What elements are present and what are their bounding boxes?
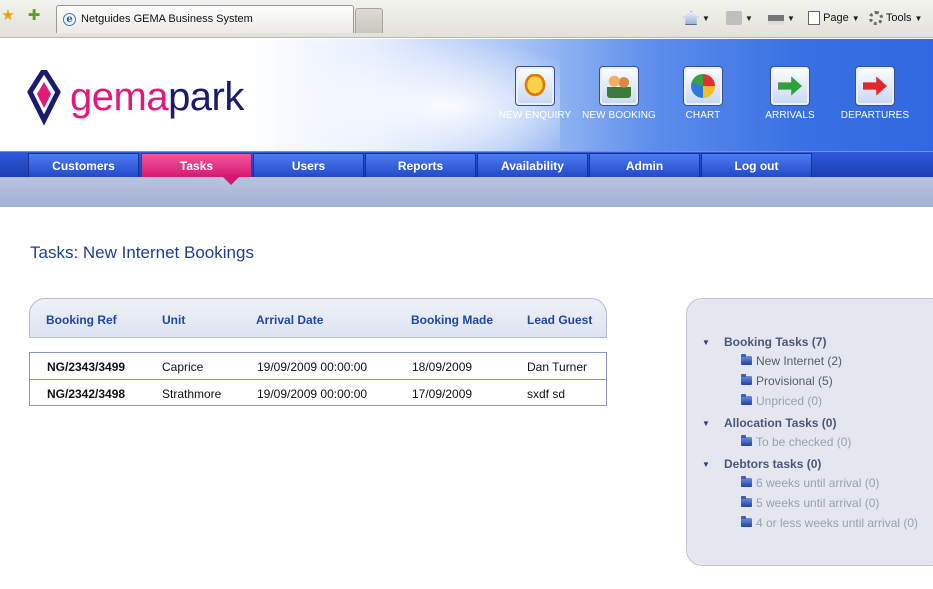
section-allocation-tasks[interactable]: Allocation Tasks (0): [724, 416, 836, 430]
column-header-booking-ref[interactable]: Booking Ref: [46, 313, 117, 327]
sidebar-item-5-weeks[interactable]: 5 weeks until arrival (0): [741, 496, 879, 510]
lead-guest-cell: Dan Turner: [527, 360, 588, 374]
tools-menu[interactable]: Tools ▼: [869, 9, 922, 27]
new-booking-button[interactable]: NEW BOOKING: [574, 66, 664, 126]
page-title: Tasks: New Internet Bookings: [30, 243, 254, 262]
departures-button[interactable]: DEPARTURES: [830, 66, 920, 126]
arrow-in-icon: [778, 76, 802, 96]
chart-icon: [691, 74, 715, 98]
sidebar-item-to-be-checked[interactable]: To be checked (0): [741, 435, 851, 449]
add-favorites-icon[interactable]: ✚: [26, 8, 42, 24]
new-enquiry-label: NEW ENQUIRY: [498, 110, 572, 121]
sidebar-item-label: 5 weeks until arrival (0): [756, 496, 880, 510]
tools-menu-label: Tools: [885, 12, 912, 24]
section-debtors-tasks[interactable]: Debtors tasks (0): [724, 457, 821, 471]
nav-users[interactable]: Users: [253, 153, 364, 178]
sidebar-item-unpriced[interactable]: Unpriced (0): [741, 394, 822, 408]
departures-label: DEPARTURES: [840, 110, 910, 121]
folder-icon: [741, 476, 752, 487]
gemapark-logo-text[interactable]: gemapark: [70, 75, 244, 120]
booking-ref-cell[interactable]: NG/2343/3499: [47, 360, 125, 374]
column-header-booking-made[interactable]: Booking Made: [411, 313, 493, 327]
sidebar-item-label: 4 or less weeks until arrival (0): [756, 516, 919, 530]
unit-cell: Strathmore: [162, 387, 222, 401]
chart-button[interactable]: CHART: [658, 66, 748, 126]
active-tab-pointer: [221, 175, 241, 185]
browser-tab[interactable]: e Netguides GEMA Business System: [56, 5, 354, 33]
chart-label: CHART: [685, 110, 721, 121]
sidebar-item-label: To be checked (0): [756, 435, 852, 449]
folder-icon: [741, 374, 752, 385]
table-row[interactable]: NG/2342/3498 Strathmore 19/09/2009 00:00…: [30, 379, 606, 405]
browser-tab-title: Netguides GEMA Business System: [81, 13, 253, 25]
browser-toolbar: ★ ✚ e Netguides GEMA Business System ▼ ▼…: [0, 0, 933, 38]
sidebar-item-label: Provisional (5): [756, 374, 833, 388]
arrival-date-cell: 19/09/2009 00:00:00: [257, 387, 368, 401]
column-header-unit[interactable]: Unit: [162, 313, 185, 327]
sidebar-item-6-weeks[interactable]: 6 weeks until arrival (0): [741, 476, 879, 490]
page-menu-label: Page: [823, 12, 849, 24]
rss-icon: [726, 11, 742, 26]
sidebar-item-4-or-less-weeks[interactable]: 4 or less weeks until arrival (0): [741, 516, 918, 530]
expand-triangle-icon[interactable]: ▼: [702, 419, 710, 428]
new-enquiry-button[interactable]: NEW ENQUIRY: [490, 66, 580, 126]
nav-availability[interactable]: Availability: [477, 153, 588, 178]
logo-part-park: park: [168, 75, 244, 119]
sidebar-item-provisional[interactable]: Provisional (5): [741, 374, 833, 388]
sidebar-item-label: 6 weeks until arrival (0): [756, 476, 880, 490]
expand-triangle-icon[interactable]: ▼: [702, 338, 710, 347]
main-nav: Customers Tasks Users Reports Availabili…: [0, 151, 933, 178]
arrow-out-icon: [863, 76, 887, 96]
gear-icon: [869, 11, 883, 26]
expand-triangle-icon[interactable]: ▼: [702, 460, 710, 469]
bookings-table: NG/2343/3499 Caprice 19/09/2009 00:00:00…: [29, 352, 607, 406]
printer-icon: [768, 11, 784, 26]
sidebar-item-new-internet[interactable]: New Internet (2): [741, 354, 842, 368]
arrival-date-cell: 19/09/2009 00:00:00: [257, 360, 368, 374]
print-button[interactable]: ▼: [768, 9, 795, 27]
booking-ref-cell[interactable]: NG/2342/3498: [47, 387, 125, 401]
page-icon: [808, 11, 820, 26]
tasks-sidebar: ▼ Booking Tasks (7) New Internet (2) Pro…: [686, 298, 933, 566]
arrivals-label: ARRIVALS: [765, 110, 815, 121]
column-header-lead-guest[interactable]: Lead Guest: [527, 313, 592, 327]
page-menu[interactable]: Page ▼: [808, 9, 860, 27]
home-button[interactable]: ▼: [683, 9, 710, 27]
home-icon: [683, 11, 699, 26]
nav-customers[interactable]: Customers: [28, 153, 139, 178]
column-header-arrival-date[interactable]: Arrival Date: [256, 313, 323, 327]
nav-reports[interactable]: Reports: [365, 153, 476, 178]
sub-nav-bar: [0, 177, 933, 207]
sidebar-item-label: Unpriced (0): [756, 394, 823, 408]
favorites-star-icon[interactable]: ★: [0, 8, 16, 24]
table-header: Booking Ref Unit Arrival Date Booking Ma…: [29, 298, 607, 338]
folder-icon: [741, 435, 752, 446]
feeds-button[interactable]: ▼: [726, 9, 753, 27]
site-header: gemapark NEW ENQUIRY NEW BOOKING CHART A…: [0, 39, 933, 151]
unit-cell: Caprice: [162, 360, 204, 374]
lead-guest-cell: sxdf sd: [527, 387, 566, 401]
new-booking-label: NEW BOOKING: [582, 110, 656, 121]
folder-icon: [741, 354, 752, 365]
section-booking-tasks[interactable]: Booking Tasks (7): [724, 335, 826, 349]
folder-icon: [741, 496, 752, 507]
nav-admin[interactable]: Admin: [589, 153, 700, 178]
nav-logout[interactable]: Log out: [701, 153, 812, 178]
new-tab-button[interactable]: [355, 8, 383, 33]
table-row[interactable]: NG/2343/3499 Caprice 19/09/2009 00:00:00…: [30, 353, 606, 379]
speech-bubble-icon: [523, 74, 547, 98]
folder-icon: [741, 394, 752, 405]
sidebar-item-label: New Internet (2): [756, 354, 843, 368]
people-icon: [607, 74, 631, 98]
gemapark-logo-icon: [27, 70, 61, 126]
arrivals-button[interactable]: ARRIVALS: [745, 66, 835, 126]
folder-icon: [741, 516, 752, 527]
booking-made-cell: 18/09/2009: [412, 360, 473, 374]
booking-made-cell: 17/09/2009: [412, 387, 473, 401]
ie-page-icon: e: [63, 13, 76, 26]
logo-part-gema: gema: [70, 75, 169, 119]
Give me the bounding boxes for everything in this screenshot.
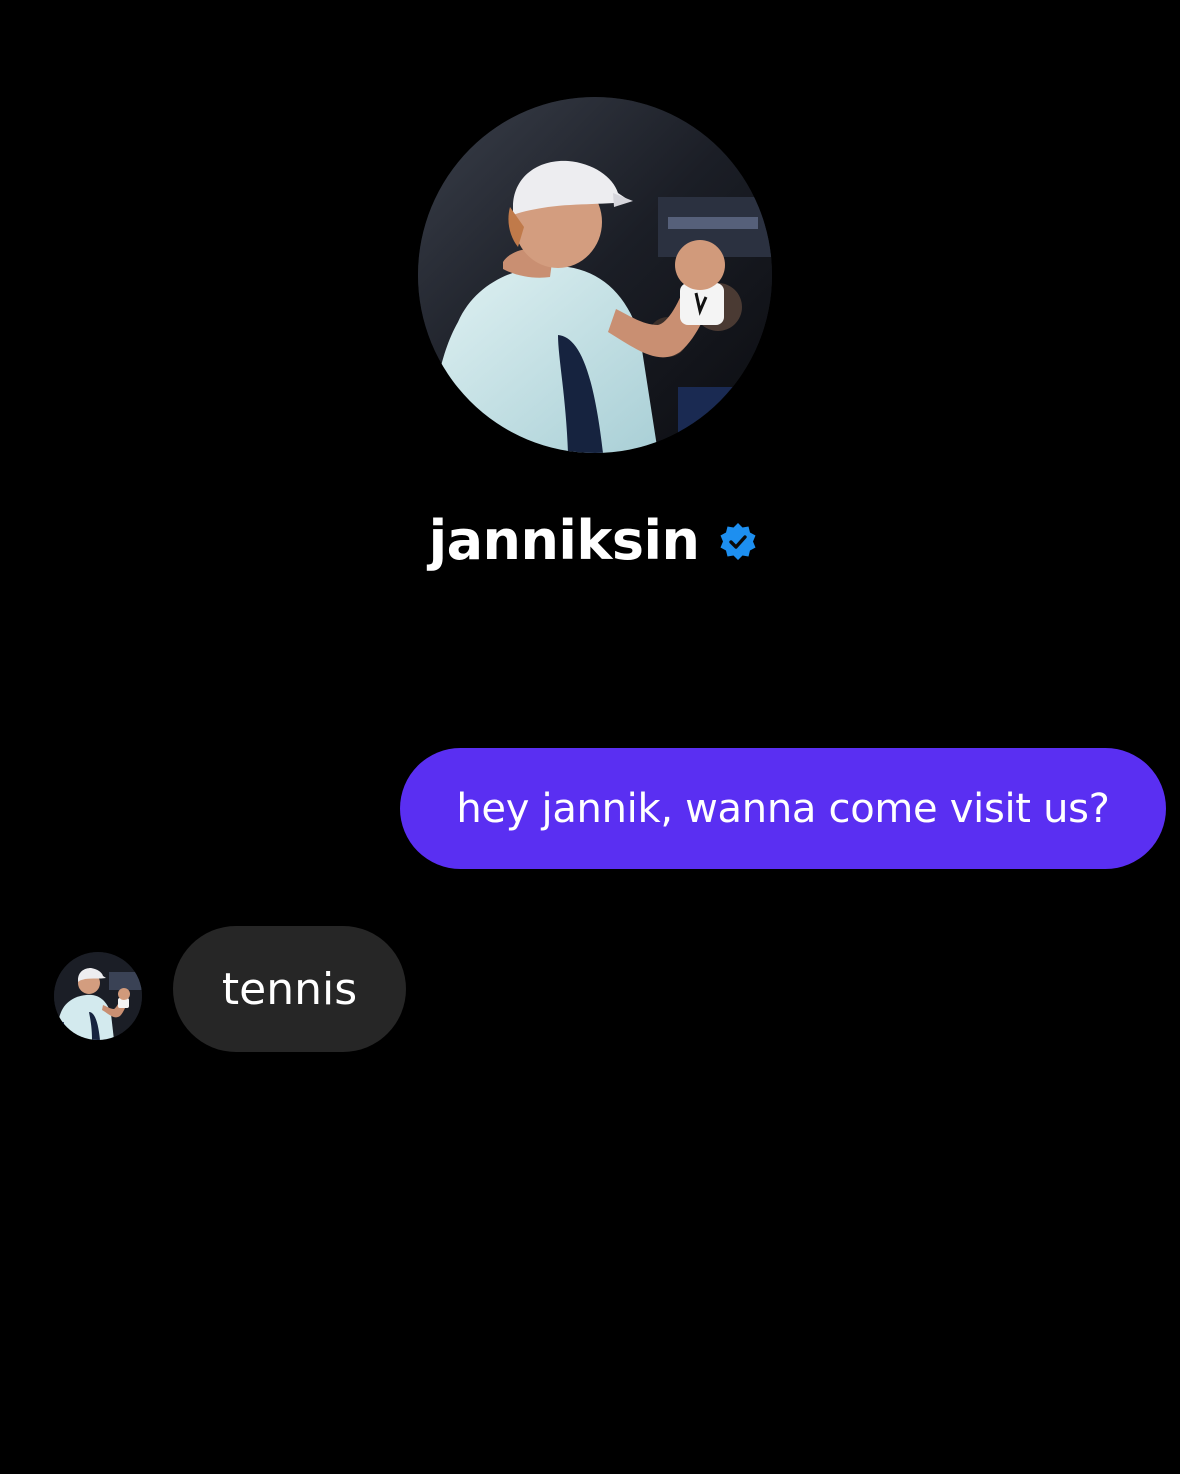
sender-avatar-photo: [54, 952, 142, 1040]
received-message-text: tennis: [221, 963, 358, 1015]
tennis-player-photo: [418, 97, 772, 453]
sender-avatar-icon[interactable]: [54, 952, 142, 1040]
profile-header: janniksin: [0, 498, 1180, 582]
sent-message-text: hey jannik, wanna come visit us?: [456, 785, 1110, 832]
profile-photo[interactable]: [418, 97, 772, 453]
received-message-bubble[interactable]: tennis: [173, 926, 406, 1052]
verified-badge-icon: [717, 521, 759, 563]
sent-message-bubble[interactable]: hey jannik, wanna come visit us?: [400, 748, 1166, 869]
username[interactable]: janniksin: [421, 509, 700, 572]
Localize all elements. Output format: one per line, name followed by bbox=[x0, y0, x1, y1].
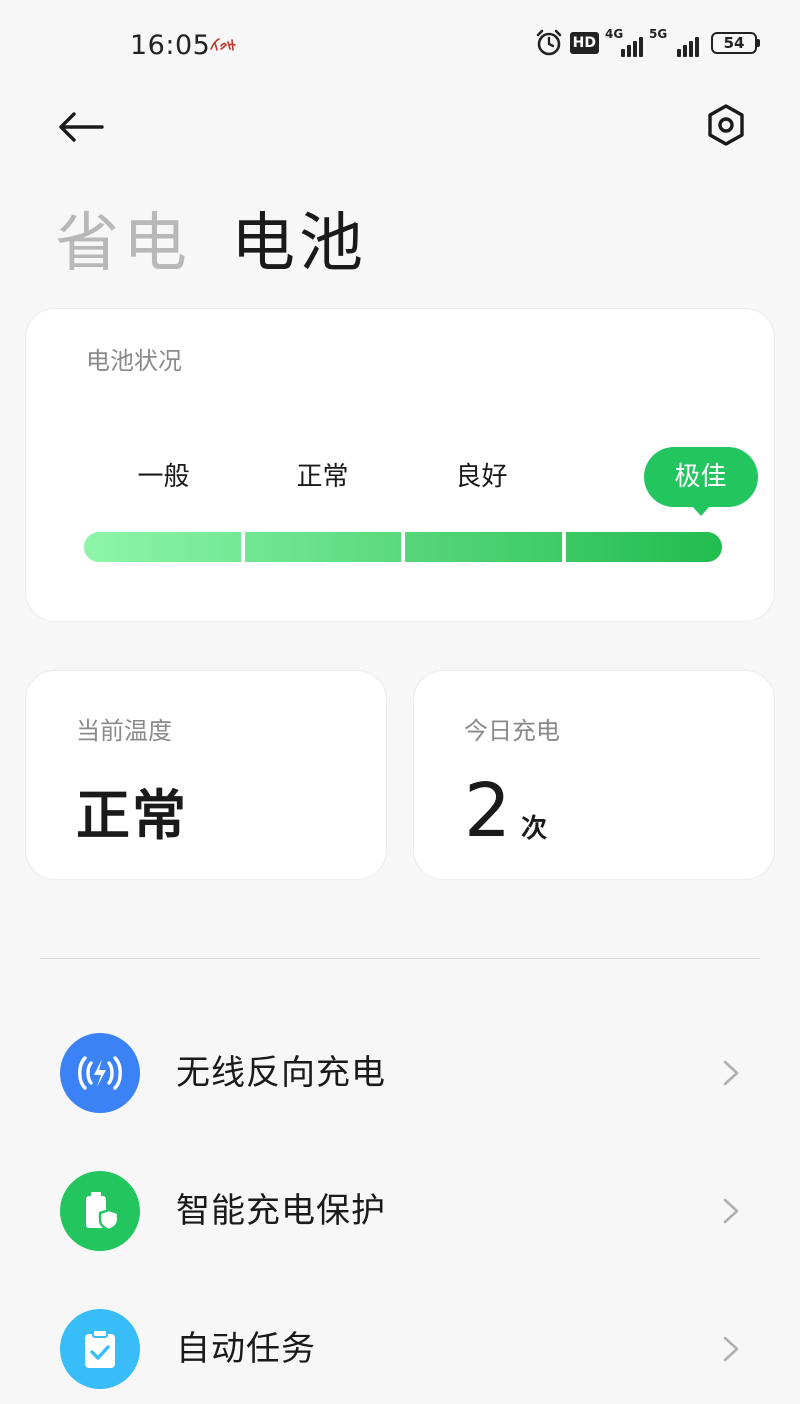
top-nav bbox=[0, 95, 800, 155]
list-item-smart-charging-protection[interactable]: 智能充电保护 bbox=[0, 1156, 800, 1266]
status-bar: 16:05 HD 4G 5G 54 bbox=[0, 0, 800, 90]
battery-level: 54 bbox=[711, 32, 757, 54]
wireless-reverse-charging-icon bbox=[60, 1033, 140, 1113]
health-bar-segment bbox=[244, 532, 401, 562]
alarm-icon bbox=[536, 29, 561, 56]
chevron-right-icon bbox=[723, 1336, 739, 1362]
system-icons: HD 4G 5G 54 bbox=[534, 27, 760, 58]
news-app-notification-icon bbox=[210, 38, 236, 51]
list-item-wireless-reverse-charging[interactable]: 无线反向充电 bbox=[0, 1018, 800, 1128]
level-excellent: 极佳 bbox=[674, 462, 727, 492]
health-bar-segment bbox=[405, 532, 562, 562]
health-bar-segment bbox=[84, 532, 241, 562]
tab-battery[interactable]: 电池 bbox=[231, 192, 367, 284]
health-bar-segment bbox=[565, 532, 722, 562]
battery-health-card: 电池状况 一般 正常 良好 极佳 bbox=[25, 308, 775, 622]
signal-5g-icon: 5G bbox=[649, 27, 699, 57]
health-levels: 一般 正常 良好 极佳 bbox=[84, 447, 758, 516]
chevron-right-icon bbox=[723, 1060, 739, 1086]
auto-task-icon bbox=[60, 1309, 140, 1389]
charge-today-title: 今日充电 bbox=[464, 717, 560, 745]
section-divider bbox=[40, 958, 760, 959]
list-item-label: 自动任务 bbox=[176, 1329, 316, 1369]
back-button[interactable] bbox=[55, 101, 107, 153]
list-item-label: 智能充电保护 bbox=[176, 1191, 386, 1231]
level-normal: 正常 bbox=[296, 462, 349, 492]
chevron-right-icon bbox=[723, 1198, 739, 1224]
smart-charging-protection-icon bbox=[60, 1171, 140, 1251]
level-average: 一般 bbox=[137, 462, 190, 492]
settings-button[interactable] bbox=[700, 99, 752, 151]
gear-icon bbox=[708, 104, 744, 146]
hd-voice-badge: HD bbox=[569, 32, 599, 54]
charge-count-number: 2 bbox=[464, 768, 512, 854]
list-item-label: 无线反向充电 bbox=[176, 1053, 386, 1093]
charge-count-unit: 次 bbox=[521, 814, 548, 844]
back-arrow-icon bbox=[59, 112, 104, 142]
status-time: 16:05 bbox=[130, 30, 211, 61]
charge-today-card[interactable]: 今日充电 2 次 bbox=[413, 670, 775, 880]
temperature-title: 当前温度 bbox=[76, 717, 172, 745]
list-item-auto-task[interactable]: 自动任务 bbox=[0, 1294, 800, 1404]
charge-count: 2 次 bbox=[464, 771, 547, 851]
temperature-card[interactable]: 当前温度 正常 bbox=[25, 670, 387, 880]
tab-power-saving[interactable]: 省电 bbox=[55, 192, 191, 284]
level-good: 良好 bbox=[455, 462, 508, 492]
temperature-value: 正常 bbox=[76, 784, 188, 847]
battery-health-title: 电池状况 bbox=[86, 347, 182, 375]
mode-tabs: 省电 电池 bbox=[55, 192, 367, 284]
battery-icon: 54 bbox=[711, 32, 760, 54]
health-bar bbox=[84, 532, 722, 562]
signal-4g-icon: 4G bbox=[605, 27, 643, 57]
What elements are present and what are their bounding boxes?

◆ Exercise instructions ◆
Starting at the line that contains "section-allocation-tasks[interactable]: Allocation Tasks" and ending after the line that contains "folder-icon: [741, 476, 752, 487]", write those lines of the rows above as a Markdown table. Use the columns No and Line, number each line in No, and leave out any blank lines.

◆ Output below ◆
| No | Line |
|---|---|
| 1 | section-allocation-tasks[interactable]: Allocation Tasks (0): [724, 416, 836, 430] |
| 2 | column-header-booking-ref[interactable]: Booking Ref: [46, 313, 117, 327] |
| 3 | sidebar-item-5-weeks[interactable]: 5 weeks until arrival (0): [741, 496, 879, 510] |
| 4 | lead-guest-cell: Dan Turner: [527, 360, 588, 374] |
| 5 | tools-menu[interactable]: Tools ▼: [869, 9, 922, 27] |
| 6 | new-booking-button[interactable]: NEW BOOKING: [574, 66, 664, 126] |
| 7 | page-title: Tasks: New Internet Bookings: [30, 243, 254, 262] |
| 8 | departures-button[interactable]: DEPARTURES: [830, 66, 920, 126] |
| 9 | arrow-in-icon: [778, 76, 802, 96] |
| 10 | chart-icon: [691, 74, 715, 98] |
| 11 | sidebar-item-to-be-checked[interactable]: To be checked (0): [741, 435, 851, 449] |
| 12 | add-favorites-icon[interactable]: ✚: [26, 8, 42, 24] |
| 13 | new-enquiry-label: NEW ENQUIRY: [498, 110, 572, 121] |
| 14 | sidebar-item-label: 5 weeks until arrival (0): [756, 496, 880, 510] |
| 15 | tools-menu-label: Tools: [885, 12, 912, 24] |
| 16 | section-debtors-tasks[interactable]: Debtors tasks (0): [724, 457, 821, 471] |
| 17 | nav-users[interactable]: Users: [253, 153, 364, 178] |
| 18 | sidebar-item-unpriced[interactable]: Unpriced (0): [741, 394, 822, 408] |
| 19 | departures-label: DEPARTURES: [840, 110, 910, 121] |
| 20 | folder-icon: [741, 476, 752, 487] |